What is asked: Select lines where the word "icon" appears.

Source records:
═══
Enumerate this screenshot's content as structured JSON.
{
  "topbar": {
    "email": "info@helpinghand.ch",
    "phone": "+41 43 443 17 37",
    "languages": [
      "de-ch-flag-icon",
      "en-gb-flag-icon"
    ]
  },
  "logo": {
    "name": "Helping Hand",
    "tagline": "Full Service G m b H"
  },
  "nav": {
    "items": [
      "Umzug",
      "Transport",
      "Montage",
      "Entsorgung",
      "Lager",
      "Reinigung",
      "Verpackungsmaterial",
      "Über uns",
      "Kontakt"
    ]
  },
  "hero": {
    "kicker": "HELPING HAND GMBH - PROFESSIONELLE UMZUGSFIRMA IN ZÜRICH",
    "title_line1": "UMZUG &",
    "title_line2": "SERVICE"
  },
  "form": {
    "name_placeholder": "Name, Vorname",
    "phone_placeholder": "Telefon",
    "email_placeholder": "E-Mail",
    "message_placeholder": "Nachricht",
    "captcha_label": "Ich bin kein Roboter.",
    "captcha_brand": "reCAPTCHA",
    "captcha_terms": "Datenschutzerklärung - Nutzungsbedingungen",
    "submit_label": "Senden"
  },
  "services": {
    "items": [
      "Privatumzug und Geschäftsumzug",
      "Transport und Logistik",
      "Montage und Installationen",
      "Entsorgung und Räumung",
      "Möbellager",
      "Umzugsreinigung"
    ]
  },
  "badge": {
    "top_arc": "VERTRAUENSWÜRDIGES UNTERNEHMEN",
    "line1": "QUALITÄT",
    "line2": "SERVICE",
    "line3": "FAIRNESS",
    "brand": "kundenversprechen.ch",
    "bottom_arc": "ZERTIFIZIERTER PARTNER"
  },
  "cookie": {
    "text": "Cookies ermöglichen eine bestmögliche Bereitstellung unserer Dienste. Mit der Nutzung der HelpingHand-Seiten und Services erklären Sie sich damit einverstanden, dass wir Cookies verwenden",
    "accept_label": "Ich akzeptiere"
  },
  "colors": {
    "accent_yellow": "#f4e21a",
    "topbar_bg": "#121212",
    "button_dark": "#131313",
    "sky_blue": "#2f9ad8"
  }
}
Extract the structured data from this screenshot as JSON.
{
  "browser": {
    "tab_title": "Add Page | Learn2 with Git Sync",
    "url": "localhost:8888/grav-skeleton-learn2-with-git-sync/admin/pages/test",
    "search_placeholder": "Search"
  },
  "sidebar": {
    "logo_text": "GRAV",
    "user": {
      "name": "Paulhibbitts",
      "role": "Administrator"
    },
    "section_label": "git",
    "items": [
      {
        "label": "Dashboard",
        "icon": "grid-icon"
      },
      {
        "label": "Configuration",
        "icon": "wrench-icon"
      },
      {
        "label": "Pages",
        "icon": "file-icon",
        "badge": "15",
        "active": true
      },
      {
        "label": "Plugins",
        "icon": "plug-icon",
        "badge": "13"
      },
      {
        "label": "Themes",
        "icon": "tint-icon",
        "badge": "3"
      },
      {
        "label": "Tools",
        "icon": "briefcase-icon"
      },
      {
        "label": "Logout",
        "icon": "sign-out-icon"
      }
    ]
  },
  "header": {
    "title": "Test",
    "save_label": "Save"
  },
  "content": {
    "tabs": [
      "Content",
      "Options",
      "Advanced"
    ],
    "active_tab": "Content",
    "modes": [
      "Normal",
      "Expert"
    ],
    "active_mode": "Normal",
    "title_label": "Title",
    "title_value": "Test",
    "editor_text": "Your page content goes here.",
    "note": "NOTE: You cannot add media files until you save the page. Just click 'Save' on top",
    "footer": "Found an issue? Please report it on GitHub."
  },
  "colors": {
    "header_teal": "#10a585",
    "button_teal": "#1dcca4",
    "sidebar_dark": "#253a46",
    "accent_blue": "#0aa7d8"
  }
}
═══
Answer to this problem:
      "de-ch-flag-icon",
      "en-gb-flag-icon"
        "icon": "grid-icon"
        "icon": "wrench-icon"
        "icon": "file-icon",
        "icon": "plug-icon",
        "icon": "tint-icon",
        "icon": "briefcase-icon"
        "icon": "sign-out-icon"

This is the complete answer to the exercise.